───── ROWS

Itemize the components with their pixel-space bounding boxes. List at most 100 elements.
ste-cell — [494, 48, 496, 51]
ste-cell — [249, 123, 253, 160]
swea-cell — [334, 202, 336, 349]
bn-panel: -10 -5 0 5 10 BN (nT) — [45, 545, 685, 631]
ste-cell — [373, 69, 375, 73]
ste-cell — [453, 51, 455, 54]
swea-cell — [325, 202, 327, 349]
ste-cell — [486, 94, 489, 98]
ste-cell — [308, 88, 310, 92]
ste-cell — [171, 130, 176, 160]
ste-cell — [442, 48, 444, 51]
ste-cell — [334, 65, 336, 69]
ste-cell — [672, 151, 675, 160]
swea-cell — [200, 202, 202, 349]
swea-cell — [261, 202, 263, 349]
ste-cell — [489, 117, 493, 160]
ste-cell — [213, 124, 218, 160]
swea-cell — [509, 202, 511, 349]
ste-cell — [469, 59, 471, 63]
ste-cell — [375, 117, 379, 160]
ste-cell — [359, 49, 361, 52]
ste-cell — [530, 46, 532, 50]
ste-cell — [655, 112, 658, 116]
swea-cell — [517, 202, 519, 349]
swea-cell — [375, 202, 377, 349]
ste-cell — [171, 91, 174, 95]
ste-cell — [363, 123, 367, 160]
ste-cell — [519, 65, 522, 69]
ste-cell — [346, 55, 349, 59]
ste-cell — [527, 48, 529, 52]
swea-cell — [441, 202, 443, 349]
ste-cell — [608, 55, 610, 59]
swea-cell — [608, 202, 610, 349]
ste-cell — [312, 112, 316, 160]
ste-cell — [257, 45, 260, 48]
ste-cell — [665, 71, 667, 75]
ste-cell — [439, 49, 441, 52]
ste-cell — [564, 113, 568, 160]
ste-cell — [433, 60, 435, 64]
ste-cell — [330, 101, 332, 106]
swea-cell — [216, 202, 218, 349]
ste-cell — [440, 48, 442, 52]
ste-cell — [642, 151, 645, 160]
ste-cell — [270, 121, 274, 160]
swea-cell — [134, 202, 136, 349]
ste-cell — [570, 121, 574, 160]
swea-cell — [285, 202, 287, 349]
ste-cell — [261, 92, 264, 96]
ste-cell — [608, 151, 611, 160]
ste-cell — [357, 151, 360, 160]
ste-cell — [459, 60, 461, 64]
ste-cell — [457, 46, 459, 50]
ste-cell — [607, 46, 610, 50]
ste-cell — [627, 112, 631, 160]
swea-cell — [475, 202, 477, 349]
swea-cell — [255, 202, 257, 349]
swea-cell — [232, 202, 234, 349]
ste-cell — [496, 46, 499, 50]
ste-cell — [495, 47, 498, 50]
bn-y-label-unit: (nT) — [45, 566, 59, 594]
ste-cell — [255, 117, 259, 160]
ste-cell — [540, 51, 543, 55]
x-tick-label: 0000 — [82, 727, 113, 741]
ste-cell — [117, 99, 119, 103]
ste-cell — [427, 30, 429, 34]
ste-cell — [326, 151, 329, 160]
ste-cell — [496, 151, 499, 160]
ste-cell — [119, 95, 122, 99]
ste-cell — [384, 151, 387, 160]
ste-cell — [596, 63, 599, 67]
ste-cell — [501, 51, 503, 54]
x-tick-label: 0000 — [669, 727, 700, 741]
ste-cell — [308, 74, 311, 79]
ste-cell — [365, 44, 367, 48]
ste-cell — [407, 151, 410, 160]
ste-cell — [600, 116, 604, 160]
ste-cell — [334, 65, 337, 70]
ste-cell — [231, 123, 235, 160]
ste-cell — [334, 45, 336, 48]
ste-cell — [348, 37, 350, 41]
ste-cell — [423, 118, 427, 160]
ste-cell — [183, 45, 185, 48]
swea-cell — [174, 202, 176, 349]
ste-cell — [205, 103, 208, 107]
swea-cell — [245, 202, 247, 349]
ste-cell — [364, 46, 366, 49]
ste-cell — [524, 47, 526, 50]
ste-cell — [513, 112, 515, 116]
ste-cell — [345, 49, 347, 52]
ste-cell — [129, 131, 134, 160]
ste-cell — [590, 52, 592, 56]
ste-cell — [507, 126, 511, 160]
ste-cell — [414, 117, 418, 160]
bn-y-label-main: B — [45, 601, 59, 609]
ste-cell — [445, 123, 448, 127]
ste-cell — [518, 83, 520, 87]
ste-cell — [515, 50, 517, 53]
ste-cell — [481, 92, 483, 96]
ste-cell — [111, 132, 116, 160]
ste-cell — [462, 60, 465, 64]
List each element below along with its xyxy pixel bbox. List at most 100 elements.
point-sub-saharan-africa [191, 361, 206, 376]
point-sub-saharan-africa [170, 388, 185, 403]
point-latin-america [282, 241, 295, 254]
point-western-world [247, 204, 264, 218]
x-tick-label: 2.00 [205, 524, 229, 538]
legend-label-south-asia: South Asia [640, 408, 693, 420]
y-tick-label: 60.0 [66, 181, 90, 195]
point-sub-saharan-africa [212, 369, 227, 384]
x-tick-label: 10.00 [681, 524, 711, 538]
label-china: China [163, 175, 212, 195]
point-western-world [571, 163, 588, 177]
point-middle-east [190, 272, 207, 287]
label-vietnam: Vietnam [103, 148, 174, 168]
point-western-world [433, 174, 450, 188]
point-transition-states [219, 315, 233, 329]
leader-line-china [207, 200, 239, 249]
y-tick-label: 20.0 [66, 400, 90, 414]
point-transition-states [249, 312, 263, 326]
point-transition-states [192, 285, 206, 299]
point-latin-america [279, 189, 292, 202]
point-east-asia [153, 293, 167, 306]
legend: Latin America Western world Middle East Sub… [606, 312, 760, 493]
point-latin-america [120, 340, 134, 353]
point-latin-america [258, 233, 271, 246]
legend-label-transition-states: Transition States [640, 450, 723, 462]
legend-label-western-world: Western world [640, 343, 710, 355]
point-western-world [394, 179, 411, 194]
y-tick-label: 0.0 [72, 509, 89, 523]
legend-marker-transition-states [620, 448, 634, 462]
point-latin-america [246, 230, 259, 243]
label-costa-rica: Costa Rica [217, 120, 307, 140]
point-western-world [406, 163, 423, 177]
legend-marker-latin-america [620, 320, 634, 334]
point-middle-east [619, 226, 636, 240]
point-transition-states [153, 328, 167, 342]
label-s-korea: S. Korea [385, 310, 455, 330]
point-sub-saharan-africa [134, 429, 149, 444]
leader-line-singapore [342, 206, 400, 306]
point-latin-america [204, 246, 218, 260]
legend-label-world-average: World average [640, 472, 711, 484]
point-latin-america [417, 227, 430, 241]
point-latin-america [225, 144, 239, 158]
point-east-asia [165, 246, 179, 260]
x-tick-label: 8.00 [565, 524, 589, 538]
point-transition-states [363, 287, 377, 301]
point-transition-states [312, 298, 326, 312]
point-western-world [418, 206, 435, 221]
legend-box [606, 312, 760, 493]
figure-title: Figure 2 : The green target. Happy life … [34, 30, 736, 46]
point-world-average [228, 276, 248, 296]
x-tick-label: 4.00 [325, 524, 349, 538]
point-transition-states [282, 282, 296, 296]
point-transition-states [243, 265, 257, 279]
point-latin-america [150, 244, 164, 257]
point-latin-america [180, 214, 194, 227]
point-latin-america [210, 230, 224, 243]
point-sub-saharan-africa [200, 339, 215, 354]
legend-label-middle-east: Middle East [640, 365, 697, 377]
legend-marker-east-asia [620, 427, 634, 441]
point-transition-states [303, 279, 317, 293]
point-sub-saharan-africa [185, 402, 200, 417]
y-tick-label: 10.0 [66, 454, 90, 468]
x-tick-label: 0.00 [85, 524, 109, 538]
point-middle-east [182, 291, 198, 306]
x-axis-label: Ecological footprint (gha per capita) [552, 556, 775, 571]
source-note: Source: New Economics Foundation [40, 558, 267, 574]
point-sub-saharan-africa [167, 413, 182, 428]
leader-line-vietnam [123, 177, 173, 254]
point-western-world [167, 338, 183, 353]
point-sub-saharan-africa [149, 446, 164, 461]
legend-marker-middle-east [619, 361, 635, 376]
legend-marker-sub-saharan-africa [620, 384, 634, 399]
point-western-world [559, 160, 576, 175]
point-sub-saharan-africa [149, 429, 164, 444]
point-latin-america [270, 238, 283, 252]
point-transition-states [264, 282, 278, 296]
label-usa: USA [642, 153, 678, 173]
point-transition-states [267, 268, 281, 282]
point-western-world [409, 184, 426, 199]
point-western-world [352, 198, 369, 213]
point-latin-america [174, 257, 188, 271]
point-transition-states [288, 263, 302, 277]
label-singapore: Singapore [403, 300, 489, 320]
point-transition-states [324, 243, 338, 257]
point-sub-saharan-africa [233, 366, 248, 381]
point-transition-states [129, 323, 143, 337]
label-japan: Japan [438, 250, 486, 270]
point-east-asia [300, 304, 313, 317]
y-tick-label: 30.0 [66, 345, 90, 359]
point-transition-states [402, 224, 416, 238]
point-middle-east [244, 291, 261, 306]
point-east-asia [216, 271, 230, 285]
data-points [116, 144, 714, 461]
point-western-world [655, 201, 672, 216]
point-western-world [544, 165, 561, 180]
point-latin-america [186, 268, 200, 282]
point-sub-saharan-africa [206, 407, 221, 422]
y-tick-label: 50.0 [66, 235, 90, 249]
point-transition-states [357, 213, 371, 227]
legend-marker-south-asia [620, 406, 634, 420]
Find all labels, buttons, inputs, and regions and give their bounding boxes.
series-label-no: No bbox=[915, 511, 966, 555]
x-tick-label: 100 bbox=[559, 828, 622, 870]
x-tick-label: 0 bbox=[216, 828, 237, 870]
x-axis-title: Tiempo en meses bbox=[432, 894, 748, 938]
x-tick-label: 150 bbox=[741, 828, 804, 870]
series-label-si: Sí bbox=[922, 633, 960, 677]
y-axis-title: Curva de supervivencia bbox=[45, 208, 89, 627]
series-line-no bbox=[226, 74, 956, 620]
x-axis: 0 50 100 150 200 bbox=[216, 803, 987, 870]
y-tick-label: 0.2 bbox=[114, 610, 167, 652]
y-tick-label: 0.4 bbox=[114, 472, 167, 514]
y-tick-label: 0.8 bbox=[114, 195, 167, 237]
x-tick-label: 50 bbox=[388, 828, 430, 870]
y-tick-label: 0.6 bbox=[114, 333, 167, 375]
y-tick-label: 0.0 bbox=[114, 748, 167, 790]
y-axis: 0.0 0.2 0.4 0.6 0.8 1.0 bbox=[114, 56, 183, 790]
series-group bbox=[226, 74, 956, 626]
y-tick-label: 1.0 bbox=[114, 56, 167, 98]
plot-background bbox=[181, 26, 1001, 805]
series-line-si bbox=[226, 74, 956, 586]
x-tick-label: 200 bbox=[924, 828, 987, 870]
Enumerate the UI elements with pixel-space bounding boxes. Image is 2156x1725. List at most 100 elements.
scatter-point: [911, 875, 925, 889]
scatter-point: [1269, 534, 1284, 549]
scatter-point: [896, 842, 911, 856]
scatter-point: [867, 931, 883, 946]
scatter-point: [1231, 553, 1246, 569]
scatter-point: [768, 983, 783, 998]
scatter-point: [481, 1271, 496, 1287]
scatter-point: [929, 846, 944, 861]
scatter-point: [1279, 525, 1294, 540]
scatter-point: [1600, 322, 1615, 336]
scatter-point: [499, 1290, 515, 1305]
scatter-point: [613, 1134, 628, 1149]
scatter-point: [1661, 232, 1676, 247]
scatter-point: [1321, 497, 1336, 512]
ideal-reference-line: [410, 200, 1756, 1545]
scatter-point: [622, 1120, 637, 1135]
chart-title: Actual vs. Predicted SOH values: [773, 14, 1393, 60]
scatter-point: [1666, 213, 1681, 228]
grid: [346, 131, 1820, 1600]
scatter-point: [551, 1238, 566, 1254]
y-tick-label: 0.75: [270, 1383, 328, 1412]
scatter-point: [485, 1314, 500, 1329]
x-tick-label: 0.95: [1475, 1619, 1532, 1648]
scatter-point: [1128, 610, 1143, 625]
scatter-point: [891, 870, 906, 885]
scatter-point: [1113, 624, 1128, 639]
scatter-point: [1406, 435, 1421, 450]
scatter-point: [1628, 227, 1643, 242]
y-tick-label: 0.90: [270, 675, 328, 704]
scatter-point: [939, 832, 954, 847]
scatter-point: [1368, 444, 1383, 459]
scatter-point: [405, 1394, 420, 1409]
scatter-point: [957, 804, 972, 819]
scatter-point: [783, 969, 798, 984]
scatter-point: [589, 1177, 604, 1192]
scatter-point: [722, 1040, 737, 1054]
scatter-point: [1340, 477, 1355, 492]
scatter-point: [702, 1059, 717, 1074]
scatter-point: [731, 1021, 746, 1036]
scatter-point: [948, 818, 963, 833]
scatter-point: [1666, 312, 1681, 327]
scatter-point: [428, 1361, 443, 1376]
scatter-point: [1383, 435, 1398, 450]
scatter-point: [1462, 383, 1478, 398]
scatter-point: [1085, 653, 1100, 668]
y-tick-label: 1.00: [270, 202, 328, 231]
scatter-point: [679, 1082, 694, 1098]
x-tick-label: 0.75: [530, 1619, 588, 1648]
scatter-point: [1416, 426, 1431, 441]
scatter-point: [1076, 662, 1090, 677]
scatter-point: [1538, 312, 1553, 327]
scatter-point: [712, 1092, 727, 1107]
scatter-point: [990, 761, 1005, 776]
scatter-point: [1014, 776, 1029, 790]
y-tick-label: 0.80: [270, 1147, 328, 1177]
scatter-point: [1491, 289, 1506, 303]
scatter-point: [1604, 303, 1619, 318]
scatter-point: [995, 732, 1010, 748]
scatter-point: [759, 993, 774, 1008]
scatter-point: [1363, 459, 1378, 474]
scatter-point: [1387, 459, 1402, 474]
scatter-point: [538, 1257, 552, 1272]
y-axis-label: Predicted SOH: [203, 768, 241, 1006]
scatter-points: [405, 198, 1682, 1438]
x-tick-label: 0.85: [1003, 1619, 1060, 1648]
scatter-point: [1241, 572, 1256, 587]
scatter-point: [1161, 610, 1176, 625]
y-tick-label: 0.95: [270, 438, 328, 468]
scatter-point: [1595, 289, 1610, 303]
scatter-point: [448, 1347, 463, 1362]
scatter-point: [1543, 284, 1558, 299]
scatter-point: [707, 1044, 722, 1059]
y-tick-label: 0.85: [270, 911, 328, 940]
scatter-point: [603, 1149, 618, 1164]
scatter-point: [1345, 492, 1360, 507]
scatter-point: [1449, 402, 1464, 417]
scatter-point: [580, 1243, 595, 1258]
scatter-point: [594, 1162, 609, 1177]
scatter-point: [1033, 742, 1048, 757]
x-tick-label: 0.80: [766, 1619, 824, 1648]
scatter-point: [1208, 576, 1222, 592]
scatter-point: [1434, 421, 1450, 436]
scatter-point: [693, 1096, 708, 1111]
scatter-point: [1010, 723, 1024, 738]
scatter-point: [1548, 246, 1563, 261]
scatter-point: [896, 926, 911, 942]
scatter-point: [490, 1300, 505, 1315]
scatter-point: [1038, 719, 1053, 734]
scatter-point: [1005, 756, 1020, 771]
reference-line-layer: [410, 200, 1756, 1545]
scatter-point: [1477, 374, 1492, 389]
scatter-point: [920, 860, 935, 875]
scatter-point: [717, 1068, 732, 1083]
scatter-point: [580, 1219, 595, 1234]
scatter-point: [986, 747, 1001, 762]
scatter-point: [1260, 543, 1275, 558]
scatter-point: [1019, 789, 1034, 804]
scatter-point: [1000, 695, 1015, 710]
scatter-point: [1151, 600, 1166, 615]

──────────

Please switch "components" to "elements" in the records, starting at the first line and ending at the line that contains "ste-cell — [171, 130, 176, 160]", and give those lines again with nothing else changed.

Itemize the elements with their pixel-space bounding boxes. List at most 100 elements.
ste-cell — [494, 48, 496, 51]
ste-cell — [249, 123, 253, 160]
swea-cell — [334, 202, 336, 349]
bn-panel: -10 -5 0 5 10 BN (nT) — [45, 545, 685, 631]
ste-cell — [373, 69, 375, 73]
ste-cell — [453, 51, 455, 54]
swea-cell — [325, 202, 327, 349]
ste-cell — [486, 94, 489, 98]
ste-cell — [308, 88, 310, 92]
ste-cell — [171, 130, 176, 160]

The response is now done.